WHAT IS ASKED: Each line below must be set down exactly; omit any image you find.

Figure record listings:
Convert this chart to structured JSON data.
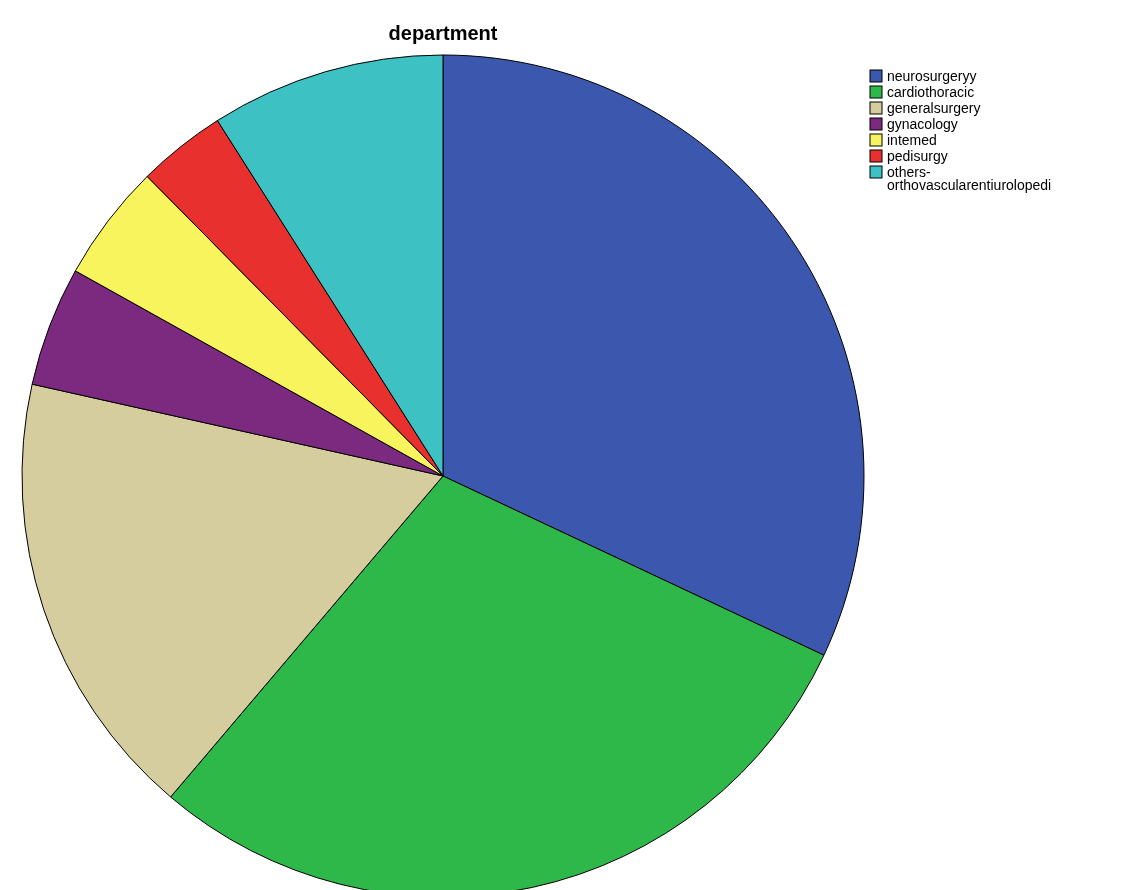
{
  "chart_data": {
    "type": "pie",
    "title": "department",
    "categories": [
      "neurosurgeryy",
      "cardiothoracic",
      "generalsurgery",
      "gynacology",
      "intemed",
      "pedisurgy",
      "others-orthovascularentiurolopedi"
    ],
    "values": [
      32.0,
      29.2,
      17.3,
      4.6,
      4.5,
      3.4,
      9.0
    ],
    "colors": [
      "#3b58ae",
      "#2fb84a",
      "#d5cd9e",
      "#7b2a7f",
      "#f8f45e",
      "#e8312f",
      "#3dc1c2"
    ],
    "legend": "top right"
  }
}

ANSWER TO THIS EXERCISE:
Convert this chart to structured JSON data.
{
  "chart_data": {
    "type": "pie",
    "title": "department",
    "categories": [
      "neurosurgeryy",
      "cardiothoracic",
      "generalsurgery",
      "gynacology",
      "intemed",
      "pedisurgy",
      "others-orthovascularentiurolopedi"
    ],
    "values": [
      32.0,
      29.2,
      17.3,
      4.6,
      4.5,
      3.4,
      9.0
    ],
    "colors": [
      "#3b58ae",
      "#2fb84a",
      "#d5cd9e",
      "#7b2a7f",
      "#f8f45e",
      "#e8312f",
      "#3dc1c2"
    ],
    "legend": "top right"
  }
}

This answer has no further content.